§ **Work instructions**
The entries below are to be transcribed in full, without their images.

§ **Input data**
▶

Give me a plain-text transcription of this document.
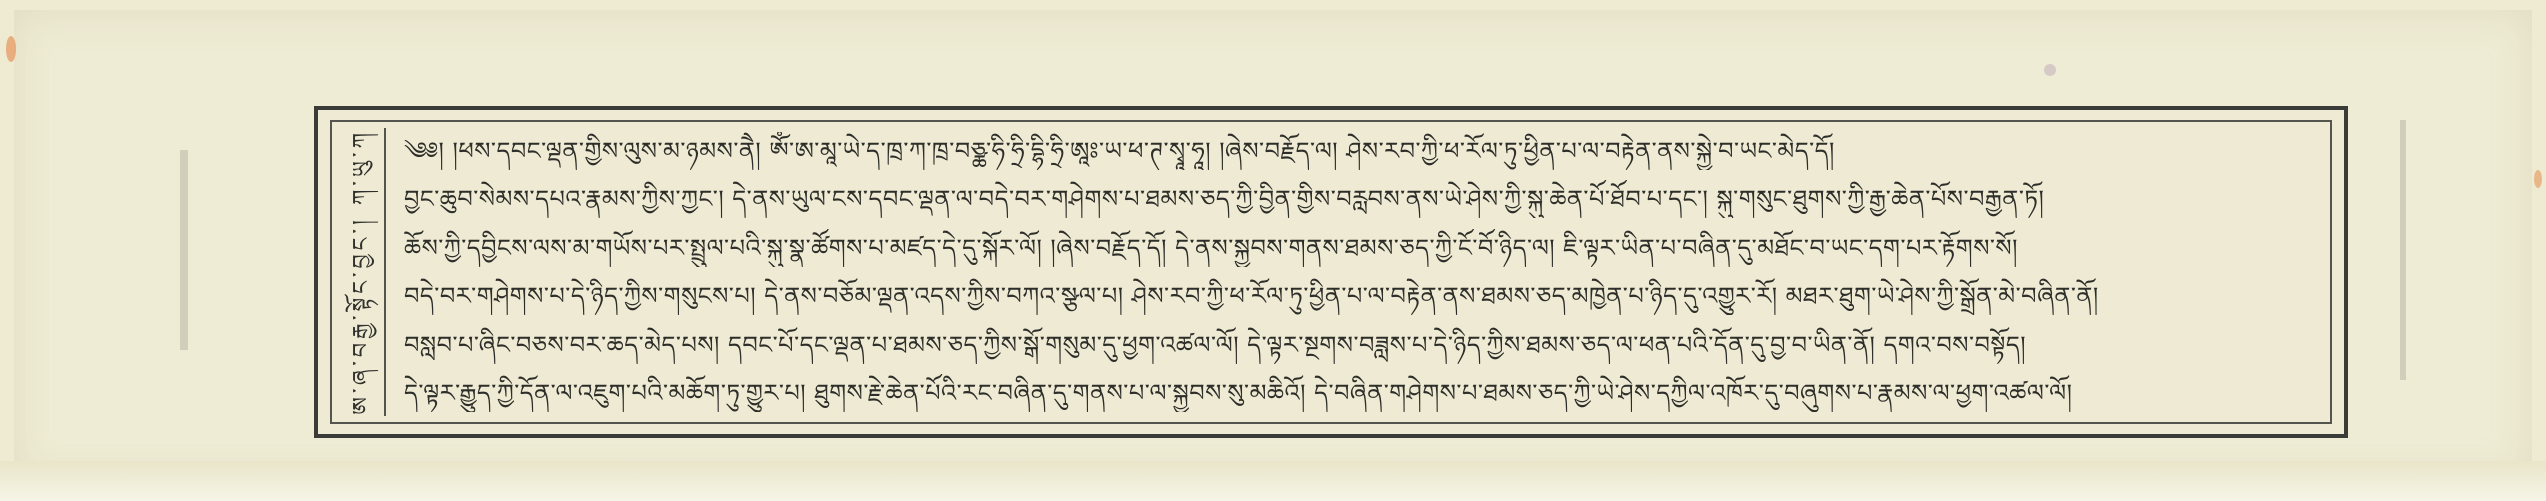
ཨ་ཞ་བརྒྱ་སྟོང་བྱང་། ཀ་ཡུ་ཀ	༄༅། །ཕས་དབང་ལྡན་གྱིས་ལུས་མ་ཉམས་ནཻ། ཨོཾ་ཨ་མཱ་ཡེ་ད་ཁྲ་ཀ་ཁྲ་བཅྪ་ཧི་ཧྲི་དྷི་ཧྲི་ཨཱཿ་ཡ་ཕ་ཊ་སྭཱ་ཧཱ། །ཞེས་བརྗོད་ལ། ཤེས་རབ་ཀྱི་ཕ་རོལ་ཏུ་ཕྱིན་པ་ལ་བརྟེན་ནས་སྐྱེ་བ་ཡང་མེད་དོ།
བྱང་ཆུབ་སེམས་དཔའ་རྣམས་ཀྱིས་ཀྱང་། དེ་ནས་ཡུལ་ངས་དབང་ལྡན་ལ་བདེ་བར་གཤེགས་པ་ཐམས་ཅད་ཀྱི་བྱིན་གྱིས་བརླབས་ནས་ཡེ་ཤེས་ཀྱི་སྐུ་ཆེན་པོ་ཐོབ་པ་དང་། སྐུ་གསུང་ཐུགས་ཀྱི་རྒྱ་ཆེན་པོས་བརྒྱན་ཏོ།
ཆོས་ཀྱི་དབྱིངས་ལས་མ་གཡོས་པར་སྤྲུལ་པའི་སྐུ་སྣ་ཚོགས་པ་མཛད་དེ་དུ་སྐོར་ལོ། །ཞེས་བརྗོད་དོ། དེ་ནས་སྐྱབས་གནས་ཐམས་ཅད་ཀྱི་ངོ་བོ་ཉིད་ལ། ཇི་ལྟར་ཡིན་པ་བཞིན་དུ་མཐོང་བ་ཡང་དག་པར་རྟོགས་སོ།
བདེ་བར་གཤེགས་པ་དེ་ཉིད་ཀྱིས་གསུངས་པ། དེ་ནས་བཅོམ་ལྡན་འདས་ཀྱིས་བཀའ་སྩལ་པ། ཤེས་རབ་ཀྱི་ཕ་རོལ་ཏུ་ཕྱིན་པ་ལ་བརྟེན་ནས་ཐམས་ཅད་མཁྱེན་པ་ཉིད་དུ་འགྱུར་རོ། མཐར་ཐུག་ཡེ་ཤེས་ཀྱི་སྒྲོན་མེ་བཞིན་ནོ།
བསླབ་པ་ཞིང་བཅས་བར་ཆད་མེད་པས། དབང་པོ་དང་ལྡན་པ་ཐམས་ཅད་ཀྱིས་སྒོ་གསུམ་དུ་ཕྱག་འཚལ་ལོ། དེ་ལྟར་སྔགས་བཟླས་པ་དེ་ཉིད་ཀྱིས་ཐམས་ཅད་ལ་ཕན་པའི་དོན་དུ་བྱ་བ་ཡིན་ནོ། དགའ་བས་བསྟོད།
དེ་ལྟར་རྒྱུད་ཀྱི་དོན་ལ་འཇུག་པའི་མཆོག་ཏུ་གྱུར་པ། ཐུགས་རྗེ་ཆེན་པོའི་རང་བཞིན་དུ་གནས་པ་ལ་སྐྱབས་སུ་མཆིའོ། དེ་བཞིན་གཤེགས་པ་ཐམས་ཅད་ཀྱི་ཡེ་ཤེས་དཀྱིལ་འཁོར་དུ་བཞུགས་པ་རྣམས་ལ་ཕྱག་འཚལ་ལོ།
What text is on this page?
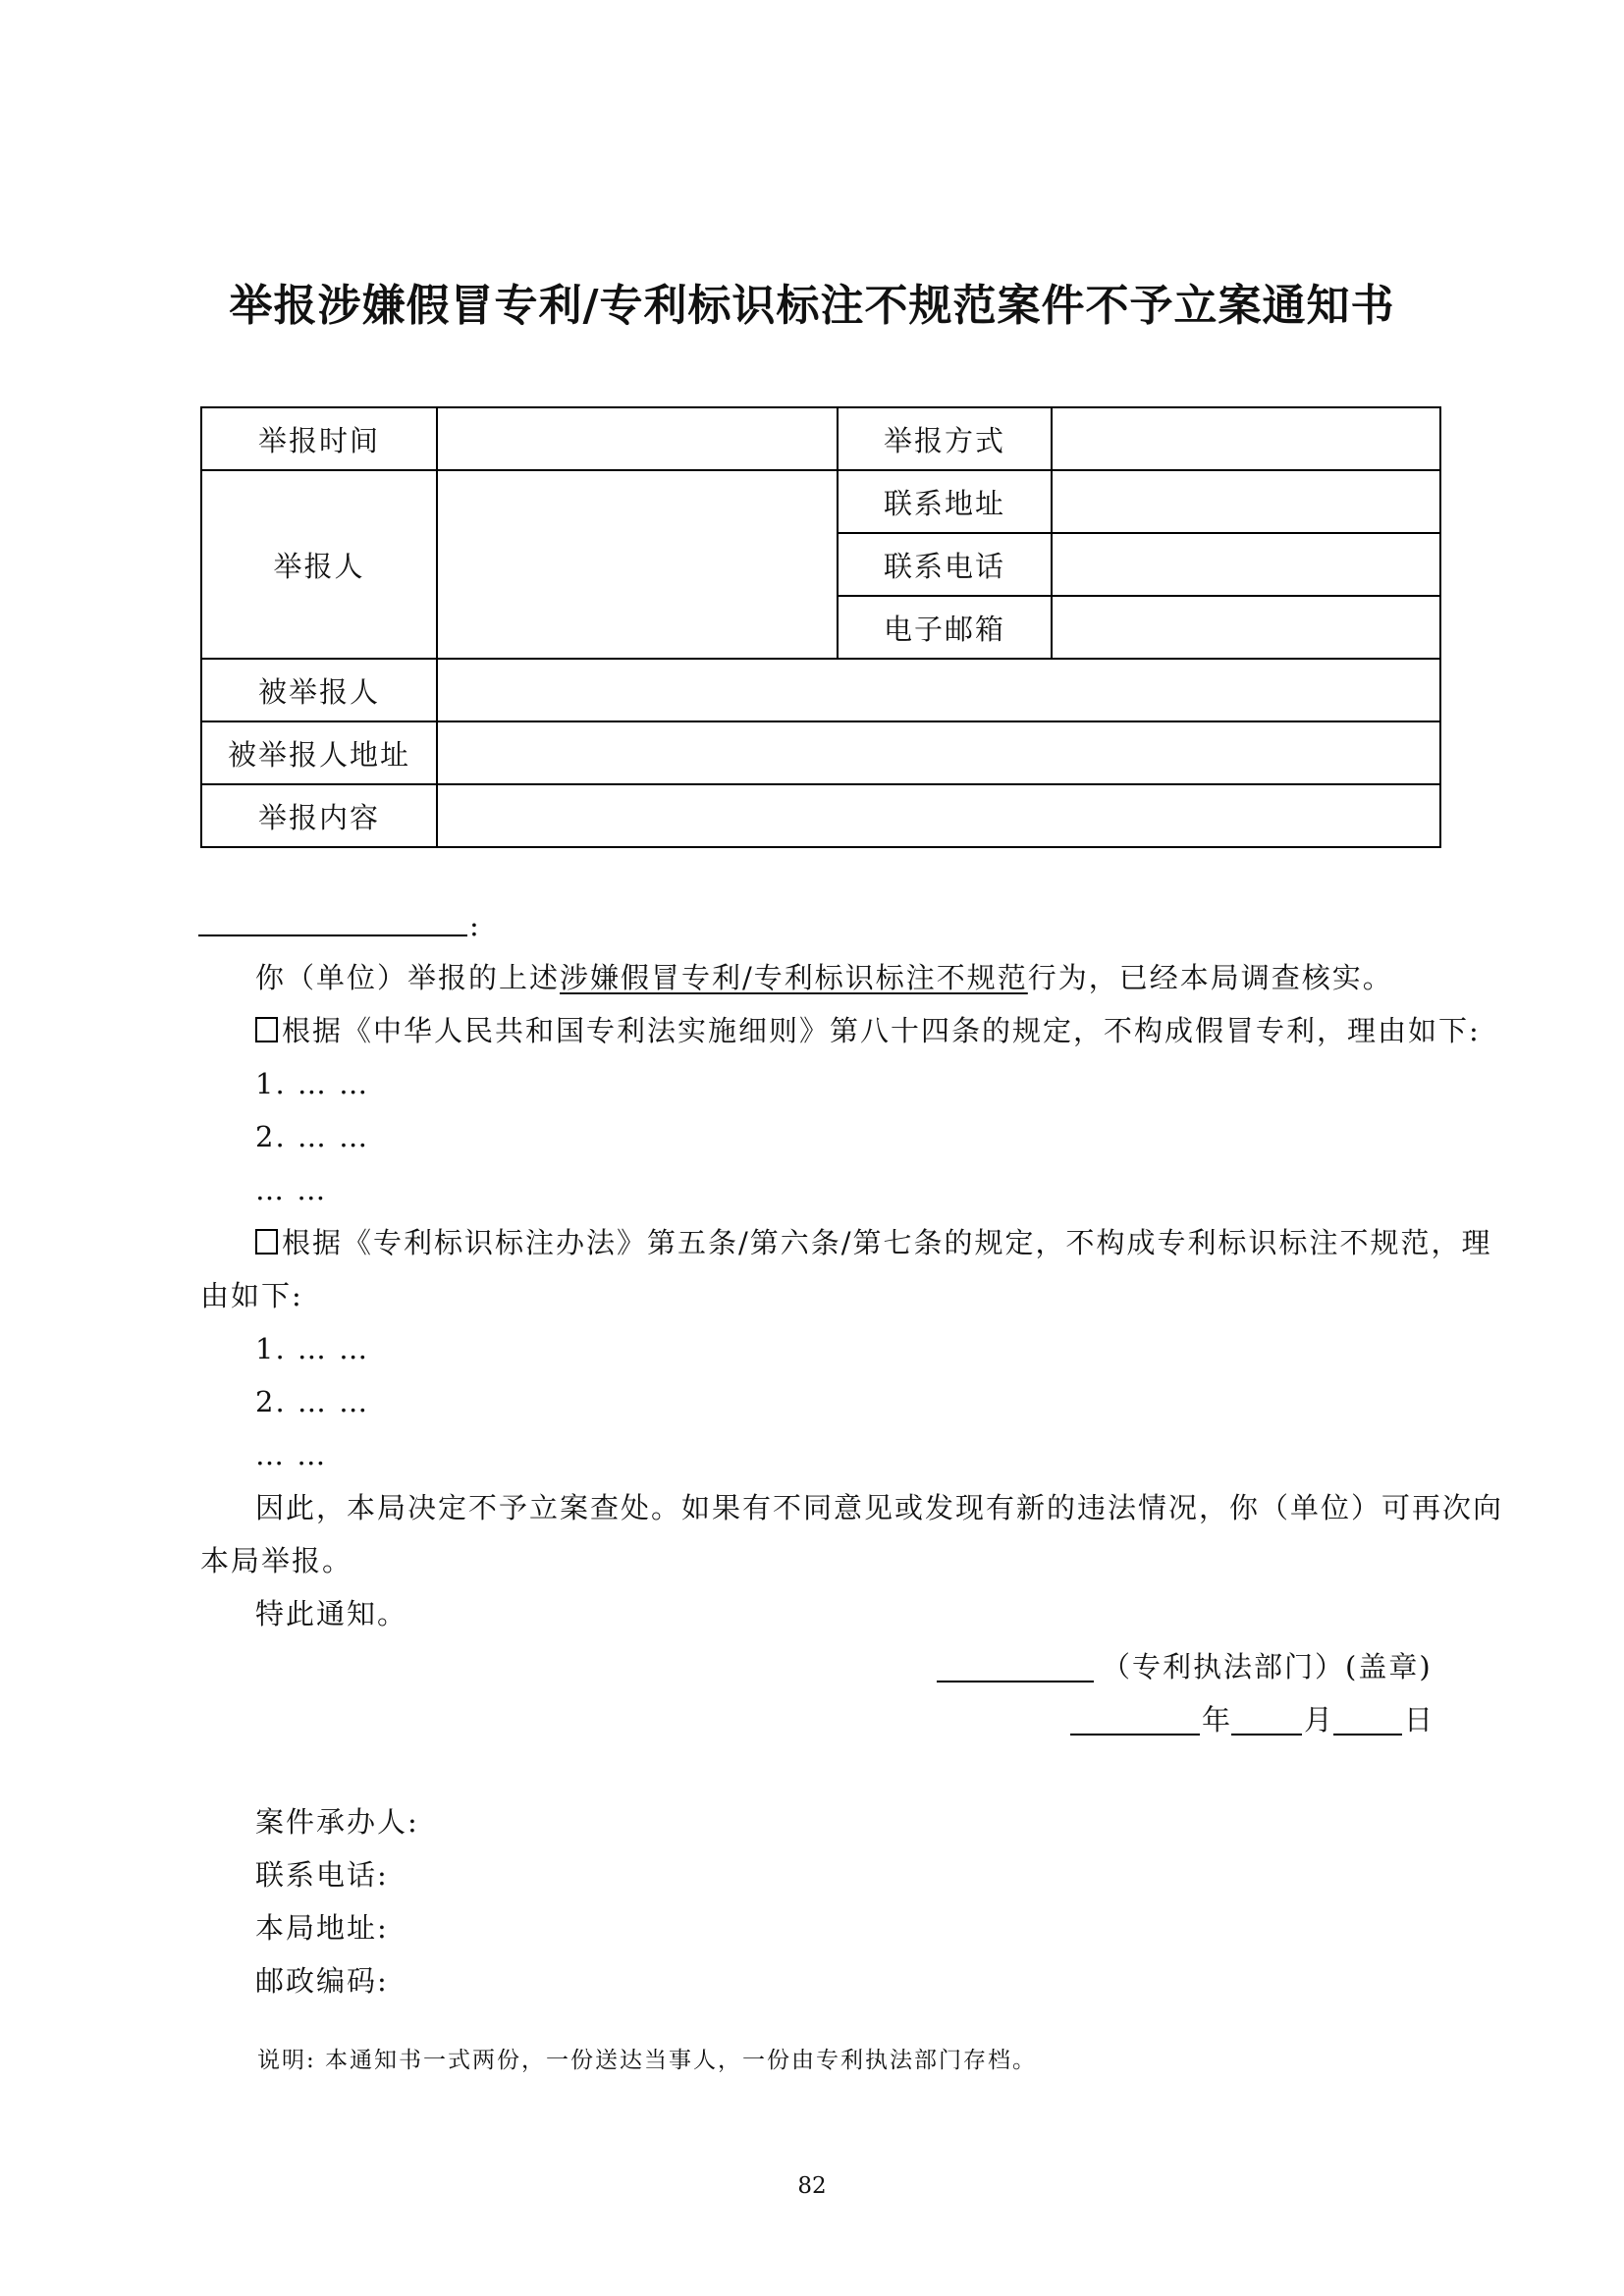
举报涉嫌假冒专利/专利标识标注不规范案件不予立案通知书
举报时间		举报方式	
举报人		联系地址	
		联系电话	
		电子邮箱	
被举报人			
被举报人地址			
举报内容			
:
你（单位）举报的上述涉嫌假冒专利/专利标识标注不规范行为，已经本局调查核实。
根据《中华人民共和国专利法实施细则》第八十四条的规定，不构成假冒专利，理由如下:
1. … …
2. … …
… …
根据《专利标识标注办法》第五条/第六条/第七条的规定，不构成专利标识标注不规范，理
由如下:
1. … …
2. … …
… …
因此，本局决定不予立案查处。如果有不同意见或发现有新的违法情况，你（单位）可再次向
本局举报。
特此通知。
（专利执法部门）(盖章)
年	月 日
案件承办人:
联系电话:
本局地址:
邮政编码:
说明: 本通知书一式两份，一份送达当事人，一份由专利执法部门存档。
82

◀

§ **Result for this exercise**
Give me a plain-text transcription of this document.
ཨ་ཞ་བརྒྱ་སྟོང་བྱང་། ཀ་ཡུ་ཀ	༄༅། །ཕས་དབང་ལྡན་གྱིས་ལུས་མ་ཉམས་ནཻ། ཨོཾ་ཨ་མཱ་ཡེ་ད་ཁྲ་ཀ་ཁྲ་བཅྪ་ཧི་ཧྲི་དྷི་ཧྲི་ཨཱཿ་ཡ་ཕ་ཊ་སྭཱ་ཧཱ། །ཞེས་བརྗོད་ལ། ཤེས་རབ་ཀྱི་ཕ་རོལ་ཏུ་ཕྱིན་པ་ལ་བརྟེན་ནས་སྐྱེ་བ་ཡང་མེད་དོ།
བྱང་ཆུབ་སེམས་དཔའ་རྣམས་ཀྱིས་ཀྱང་། དེ་ནས་ཡུལ་ངས་དབང་ལྡན་ལ་བདེ་བར་གཤེགས་པ་ཐམས་ཅད་ཀྱི་བྱིན་གྱིས་བརླབས་ནས་ཡེ་ཤེས་ཀྱི་སྐུ་ཆེན་པོ་ཐོབ་པ་དང་། སྐུ་གསུང་ཐུགས་ཀྱི་རྒྱ་ཆེན་པོས་བརྒྱན་ཏོ།
ཆོས་ཀྱི་དབྱིངས་ལས་མ་གཡོས་པར་སྤྲུལ་པའི་སྐུ་སྣ་ཚོགས་པ་མཛད་དེ་དུ་སྐོར་ལོ། །ཞེས་བརྗོད་དོ། དེ་ནས་སྐྱབས་གནས་ཐམས་ཅད་ཀྱི་ངོ་བོ་ཉིད་ལ། ཇི་ལྟར་ཡིན་པ་བཞིན་དུ་མཐོང་བ་ཡང་དག་པར་རྟོགས་སོ།
བདེ་བར་གཤེགས་པ་དེ་ཉིད་ཀྱིས་གསུངས་པ། དེ་ནས་བཅོམ་ལྡན་འདས་ཀྱིས་བཀའ་སྩལ་པ། ཤེས་རབ་ཀྱི་ཕ་རོལ་ཏུ་ཕྱིན་པ་ལ་བརྟེན་ནས་ཐམས་ཅད་མཁྱེན་པ་ཉིད་དུ་འགྱུར་རོ། མཐར་ཐུག་ཡེ་ཤེས་ཀྱི་སྒྲོན་མེ་བཞིན་ནོ།
བསླབ་པ་ཞིང་བཅས་བར་ཆད་མེད་པས། དབང་པོ་དང་ལྡན་པ་ཐམས་ཅད་ཀྱིས་སྒོ་གསུམ་དུ་ཕྱག་འཚལ་ལོ། དེ་ལྟར་སྔགས་བཟླས་པ་དེ་ཉིད་ཀྱིས་ཐམས་ཅད་ལ་ཕན་པའི་དོན་དུ་བྱ་བ་ཡིན་ནོ། དགའ་བས་བསྟོད།
དེ་ལྟར་རྒྱུད་ཀྱི་དོན་ལ་འཇུག་པའི་མཆོག་ཏུ་གྱུར་པ། ཐུགས་རྗེ་ཆེན་པོའི་རང་བཞིན་དུ་གནས་པ་ལ་སྐྱབས་སུ་མཆིའོ། དེ་བཞིན་གཤེགས་པ་ཐམས་ཅད་ཀྱི་ཡེ་ཤེས་དཀྱིལ་འཁོར་དུ་བཞུགས་པ་རྣམས་ལ་ཕྱག་འཚལ་ལོ།
What text is on this page?
举报涉嫌假冒专利/专利标识标注不规范案件不予立案通知书
举报时间		举报方式	
举报人		联系地址	
		联系电话	
		电子邮箱	
被举报人			
被举报人地址			
举报内容			
:
你（单位）举报的上述涉嫌假冒专利/专利标识标注不规范行为，已经本局调查核实。
根据《中华人民共和国专利法实施细则》第八十四条的规定，不构成假冒专利，理由如下:
1. … …
2. … …
… …
根据《专利标识标注办法》第五条/第六条/第七条的规定，不构成专利标识标注不规范，理
由如下:
1. … …
2. … …
… …
因此，本局决定不予立案查处。如果有不同意见或发现有新的违法情况，你（单位）可再次向
本局举报。
特此通知。
（专利执法部门）(盖章)
年	月 日
案件承办人:
联系电话:
本局地址:
邮政编码:
说明: 本通知书一式两份，一份送达当事人，一份由专利执法部门存档。
82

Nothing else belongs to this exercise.